§ GIVEN ENTRIES:
++++++++

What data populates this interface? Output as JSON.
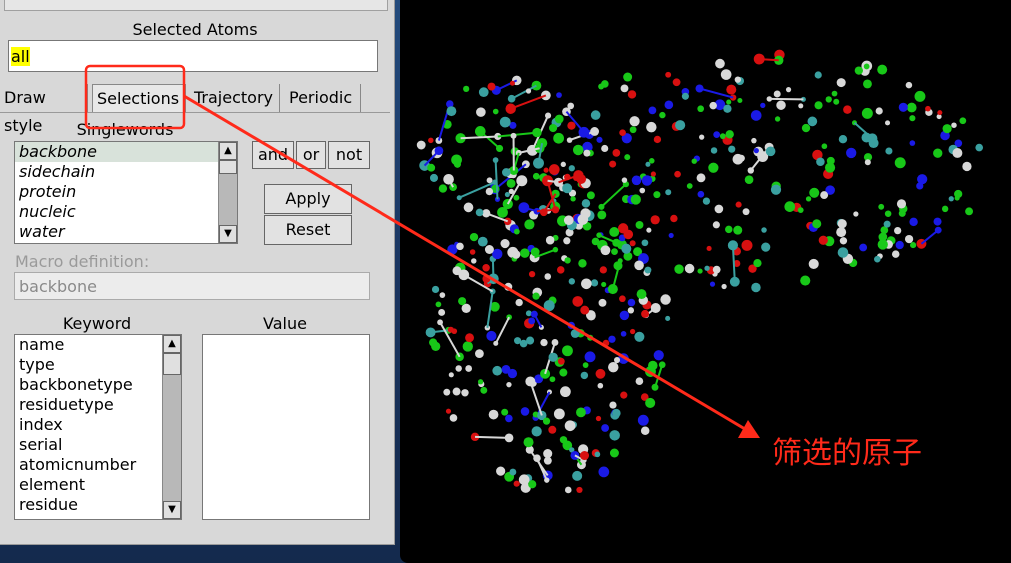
{
  "selected_atoms": {
    "label": "Selected Atoms",
    "value": "all"
  },
  "tabs": [
    {
      "label": "Draw style"
    },
    {
      "label": "Selections"
    },
    {
      "label": "Trajectory"
    },
    {
      "label": "Periodic"
    }
  ],
  "singlewords": {
    "label": "Singlewords",
    "items": [
      "backbone",
      "sidechain",
      "protein",
      "nucleic",
      "water"
    ]
  },
  "logic_buttons": {
    "and": "and",
    "or": "or",
    "not": "not"
  },
  "apply_label": "Apply",
  "reset_label": "Reset",
  "macro": {
    "label": "Macro definition:",
    "value": "backbone"
  },
  "keyword": {
    "label": "Keyword",
    "items": [
      "name",
      "type",
      "backbonetype",
      "residuetype",
      "index",
      "serial",
      "atomicnumber",
      "element",
      "residue"
    ]
  },
  "value": {
    "label": "Value"
  },
  "annotation": {
    "text": "筛选的原子",
    "color": "#ff2a1a"
  },
  "colors": {
    "atom_green": "#18c818",
    "atom_blue": "#1a1ae6",
    "atom_red": "#d81010",
    "atom_white": "#d8d8d8",
    "atom_cyan": "#3aa0a0"
  }
}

++++++++

§ ABOUT THIS TASK: Pictures stay out of the answer; the rest of the listing above is returned exactly.

§ FINAL ANSWER:
What data populates this interface? Output as JSON.
{
  "selected_atoms": {
    "label": "Selected Atoms",
    "value": "all"
  },
  "tabs": [
    {
      "label": "Draw style"
    },
    {
      "label": "Selections"
    },
    {
      "label": "Trajectory"
    },
    {
      "label": "Periodic"
    }
  ],
  "singlewords": {
    "label": "Singlewords",
    "items": [
      "backbone",
      "sidechain",
      "protein",
      "nucleic",
      "water"
    ]
  },
  "logic_buttons": {
    "and": "and",
    "or": "or",
    "not": "not"
  },
  "apply_label": "Apply",
  "reset_label": "Reset",
  "macro": {
    "label": "Macro definition:",
    "value": "backbone"
  },
  "keyword": {
    "label": "Keyword",
    "items": [
      "name",
      "type",
      "backbonetype",
      "residuetype",
      "index",
      "serial",
      "atomicnumber",
      "element",
      "residue"
    ]
  },
  "value": {
    "label": "Value"
  },
  "annotation": {
    "text": "筛选的原子",
    "color": "#ff2a1a"
  },
  "colors": {
    "atom_green": "#18c818",
    "atom_blue": "#1a1ae6",
    "atom_red": "#d81010",
    "atom_white": "#d8d8d8",
    "atom_cyan": "#3aa0a0"
  }
}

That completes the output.